>> BEGIN

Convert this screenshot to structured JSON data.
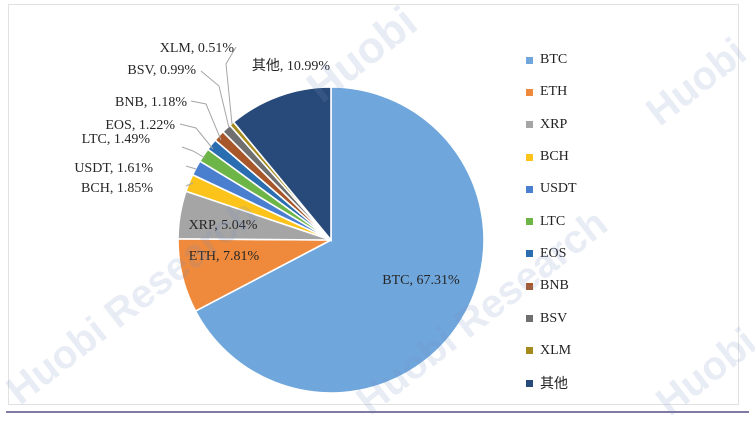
{
  "chart_data": {
    "type": "pie",
    "title": "",
    "labels": [
      "BTC",
      "ETH",
      "XRP",
      "BCH",
      "USDT",
      "LTC",
      "EOS",
      "BNB",
      "BSV",
      "XLM",
      "其他"
    ],
    "values": [
      67.31,
      7.81,
      5.04,
      1.85,
      1.61,
      1.49,
      1.22,
      1.18,
      0.99,
      0.51,
      10.99
    ],
    "data_labels": [
      "BTC, 67.31%",
      "ETH, 7.81%",
      "XRP, 5.04%",
      "BCH, 1.85%",
      "USDT, 1.61%",
      "LTC, 1.49%",
      "EOS, 1.22%",
      "BNB, 1.18%",
      "BSV, 0.99%",
      "XLM, 0.51%",
      "其他, 10.99%"
    ],
    "colors": [
      "#6fa6dc",
      "#ef8a3c",
      "#a5a5a5",
      "#fcc31b",
      "#4a7fd0",
      "#6db547",
      "#2a6db1",
      "#a8572a",
      "#6f6f6f",
      "#a58a1e",
      "#284a7a"
    ],
    "start_angle_deg": 0,
    "direction": "clockwise",
    "legend_position": "right"
  },
  "watermark": {
    "text": "Huobi Research",
    "text_top": "Huobi"
  }
}
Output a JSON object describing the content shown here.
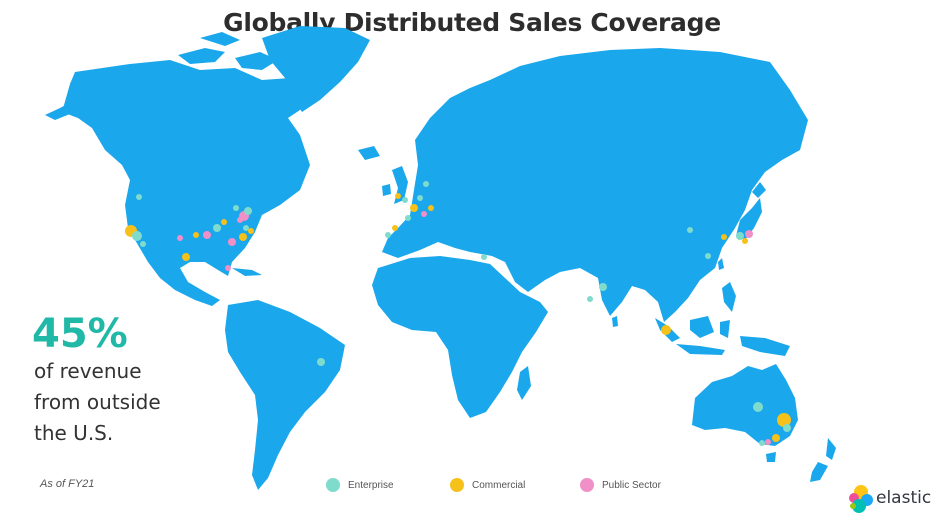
{
  "title": "Globally Distributed Sales Coverage",
  "stat": {
    "value": "45%",
    "lines": [
      "of revenue",
      "from outside",
      "the U.S."
    ]
  },
  "as_of": "As of FY21",
  "colors": {
    "land": "#1aa7ec",
    "accent": "#20b8a6",
    "enterprise": "#7fdccd",
    "commercial": "#f5c11a",
    "public_sector": "#f08fc8"
  },
  "legend": [
    {
      "label": "Enterprise",
      "color": "#7fdccd"
    },
    {
      "label": "Commercial",
      "color": "#f5c11a"
    },
    {
      "label": "Public Sector",
      "color": "#f08fc8"
    }
  ],
  "logo": {
    "text": "elastic"
  }
}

>> END

■ WHAT YOU HAVE TO DO: Without the pictures, extract every entry verbatim.

■ REPLY TO THE TASK:
Convert this screenshot to structured JSON data.
{
  "chart_data": {
    "type": "pie",
    "title": "",
    "labels": [
      "BTC",
      "ETH",
      "XRP",
      "BCH",
      "USDT",
      "LTC",
      "EOS",
      "BNB",
      "BSV",
      "XLM",
      "其他"
    ],
    "values": [
      67.31,
      7.81,
      5.04,
      1.85,
      1.61,
      1.49,
      1.22,
      1.18,
      0.99,
      0.51,
      10.99
    ],
    "data_labels": [
      "BTC, 67.31%",
      "ETH, 7.81%",
      "XRP, 5.04%",
      "BCH, 1.85%",
      "USDT, 1.61%",
      "LTC, 1.49%",
      "EOS, 1.22%",
      "BNB, 1.18%",
      "BSV, 0.99%",
      "XLM, 0.51%",
      "其他, 10.99%"
    ],
    "colors": [
      "#6fa6dc",
      "#ef8a3c",
      "#a5a5a5",
      "#fcc31b",
      "#4a7fd0",
      "#6db547",
      "#2a6db1",
      "#a8572a",
      "#6f6f6f",
      "#a58a1e",
      "#284a7a"
    ],
    "start_angle_deg": 0,
    "direction": "clockwise",
    "legend_position": "right"
  },
  "watermark": {
    "text": "Huobi Research",
    "text_top": "Huobi"
  }
}
Output a JSON object describing the content shown here.
{
  "title": "Globally Distributed Sales Coverage",
  "stat": {
    "value": "45%",
    "lines": [
      "of revenue",
      "from outside",
      "the U.S."
    ]
  },
  "as_of": "As of FY21",
  "colors": {
    "land": "#1aa7ec",
    "accent": "#20b8a6",
    "enterprise": "#7fdccd",
    "commercial": "#f5c11a",
    "public_sector": "#f08fc8"
  },
  "legend": [
    {
      "label": "Enterprise",
      "color": "#7fdccd"
    },
    {
      "label": "Commercial",
      "color": "#f5c11a"
    },
    {
      "label": "Public Sector",
      "color": "#f08fc8"
    }
  ],
  "logo": {
    "text": "elastic"
  }
}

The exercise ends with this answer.